**What the task asks**.
All of the material below is to be returned exactly.

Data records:
........
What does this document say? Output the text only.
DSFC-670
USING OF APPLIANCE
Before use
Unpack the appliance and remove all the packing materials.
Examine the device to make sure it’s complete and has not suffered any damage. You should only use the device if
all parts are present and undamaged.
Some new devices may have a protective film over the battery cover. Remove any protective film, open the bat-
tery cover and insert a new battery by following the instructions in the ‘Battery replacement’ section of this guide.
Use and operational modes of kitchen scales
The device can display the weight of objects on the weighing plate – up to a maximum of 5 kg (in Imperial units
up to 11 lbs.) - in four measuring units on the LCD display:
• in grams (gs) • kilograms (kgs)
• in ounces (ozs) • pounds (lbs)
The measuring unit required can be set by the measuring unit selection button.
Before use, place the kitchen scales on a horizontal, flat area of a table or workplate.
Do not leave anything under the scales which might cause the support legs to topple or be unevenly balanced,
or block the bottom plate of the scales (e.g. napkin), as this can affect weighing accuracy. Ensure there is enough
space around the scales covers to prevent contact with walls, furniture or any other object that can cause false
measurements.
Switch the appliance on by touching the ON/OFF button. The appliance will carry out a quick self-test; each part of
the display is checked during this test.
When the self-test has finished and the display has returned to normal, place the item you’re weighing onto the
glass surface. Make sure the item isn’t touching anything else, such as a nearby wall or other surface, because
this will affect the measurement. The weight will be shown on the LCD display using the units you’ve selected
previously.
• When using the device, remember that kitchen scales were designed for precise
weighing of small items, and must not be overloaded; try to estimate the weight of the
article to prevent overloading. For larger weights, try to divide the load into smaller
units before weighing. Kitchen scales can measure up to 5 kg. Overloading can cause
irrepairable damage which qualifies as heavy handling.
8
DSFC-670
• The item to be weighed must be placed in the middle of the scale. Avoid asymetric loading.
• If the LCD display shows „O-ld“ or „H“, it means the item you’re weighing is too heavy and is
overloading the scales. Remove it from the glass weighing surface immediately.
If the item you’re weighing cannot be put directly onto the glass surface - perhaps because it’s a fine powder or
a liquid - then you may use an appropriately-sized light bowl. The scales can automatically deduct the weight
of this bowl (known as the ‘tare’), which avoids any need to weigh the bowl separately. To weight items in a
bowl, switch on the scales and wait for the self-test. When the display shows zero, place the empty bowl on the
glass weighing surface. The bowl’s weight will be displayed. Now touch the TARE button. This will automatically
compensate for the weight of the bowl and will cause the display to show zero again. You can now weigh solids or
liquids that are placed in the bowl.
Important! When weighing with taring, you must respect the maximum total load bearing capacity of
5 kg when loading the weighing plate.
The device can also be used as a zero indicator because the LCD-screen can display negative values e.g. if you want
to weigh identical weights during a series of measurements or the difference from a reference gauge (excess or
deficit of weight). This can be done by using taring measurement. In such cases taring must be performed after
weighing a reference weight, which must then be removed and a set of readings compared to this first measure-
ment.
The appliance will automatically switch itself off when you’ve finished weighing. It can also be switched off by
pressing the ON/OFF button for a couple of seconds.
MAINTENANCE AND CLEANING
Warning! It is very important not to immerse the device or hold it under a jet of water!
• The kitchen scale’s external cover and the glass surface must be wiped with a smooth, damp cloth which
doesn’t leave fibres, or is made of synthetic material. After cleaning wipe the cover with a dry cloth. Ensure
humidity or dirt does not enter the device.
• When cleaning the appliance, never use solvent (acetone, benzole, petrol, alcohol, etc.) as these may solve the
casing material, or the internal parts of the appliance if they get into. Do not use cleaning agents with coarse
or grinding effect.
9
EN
........
**Written response**.
What does this document say? Output the text only.
DSFC-670
USING OF APPLIANCE
Before use
Unpack the appliance and remove all the packing materials.
Examine the device to make sure it’s complete and has not suffered any damage. You should only use the device if
all parts are present and undamaged.
Some new devices may have a protective film over the battery cover. Remove any protective film, open the bat-
tery cover and insert a new battery by following the instructions in the ‘Battery replacement’ section of this guide.
Use and operational modes of kitchen scales
The device can display the weight of objects on the weighing plate – up to a maximum of 5 kg (in Imperial units
up to 11 lbs.) - in four measuring units on the LCD display:
• in grams (gs) • kilograms (kgs)
• in ounces (ozs) • pounds (lbs)
The measuring unit required can be set by the measuring unit selection button.
Before use, place the kitchen scales on a horizontal, flat area of a table or workplate.
Do not leave anything under the scales which might cause the support legs to topple or be unevenly balanced,
or block the bottom plate of the scales (e.g. napkin), as this can affect weighing accuracy. Ensure there is enough
space around the scales covers to prevent contact with walls, furniture or any other object that can cause false
measurements.
Switch the appliance on by touching the ON/OFF button. The appliance will carry out a quick self-test; each part of
the display is checked during this test.
When the self-test has finished and the display has returned to normal, place the item you’re weighing onto the
glass surface. Make sure the item isn’t touching anything else, such as a nearby wall or other surface, because
this will affect the measurement. The weight will be shown on the LCD display using the units you’ve selected
previously.
• When using the device, remember that kitchen scales were designed for precise
weighing of small items, and must not be overloaded; try to estimate the weight of the
article to prevent overloading. For larger weights, try to divide the load into smaller
units before weighing. Kitchen scales can measure up to 5 kg. Overloading can cause
irrepairable damage which qualifies as heavy handling.
8
DSFC-670
• The item to be weighed must be placed in the middle of the scale. Avoid asymetric loading.
• If the LCD display shows „O-ld“ or „H“, it means the item you’re weighing is too heavy and is
overloading the scales. Remove it from the glass weighing surface immediately.
If the item you’re weighing cannot be put directly onto the glass surface - perhaps because it’s a fine powder or
a liquid - then you may use an appropriately-sized light bowl. The scales can automatically deduct the weight
of this bowl (known as the ‘tare’), which avoids any need to weigh the bowl separately. To weight items in a
bowl, switch on the scales and wait for the self-test. When the display shows zero, place the empty bowl on the
glass weighing surface. The bowl’s weight will be displayed. Now touch the TARE button. This will automatically
compensate for the weight of the bowl and will cause the display to show zero again. You can now weigh solids or
liquids that are placed in the bowl.
Important! When weighing with taring, you must respect the maximum total load bearing capacity of
5 kg when loading the weighing plate.
The device can also be used as a zero indicator because the LCD-screen can display negative values e.g. if you want
to weigh identical weights during a series of measurements or the difference from a reference gauge (excess or
deficit of weight). This can be done by using taring measurement. In such cases taring must be performed after
weighing a reference weight, which must then be removed and a set of readings compared to this first measure-
ment.
The appliance will automatically switch itself off when you’ve finished weighing. It can also be switched off by
pressing the ON/OFF button for a couple of seconds.
MAINTENANCE AND CLEANING
Warning! It is very important not to immerse the device or hold it under a jet of water!
• The kitchen scale’s external cover and the glass surface must be wiped with a smooth, damp cloth which
doesn’t leave fibres, or is made of synthetic material. After cleaning wipe the cover with a dry cloth. Ensure
humidity or dirt does not enter the device.
• When cleaning the appliance, never use solvent (acetone, benzole, petrol, alcohol, etc.) as these may solve the
casing material, or the internal parts of the appliance if they get into. Do not use cleaning agents with coarse
or grinding effect.
9
EN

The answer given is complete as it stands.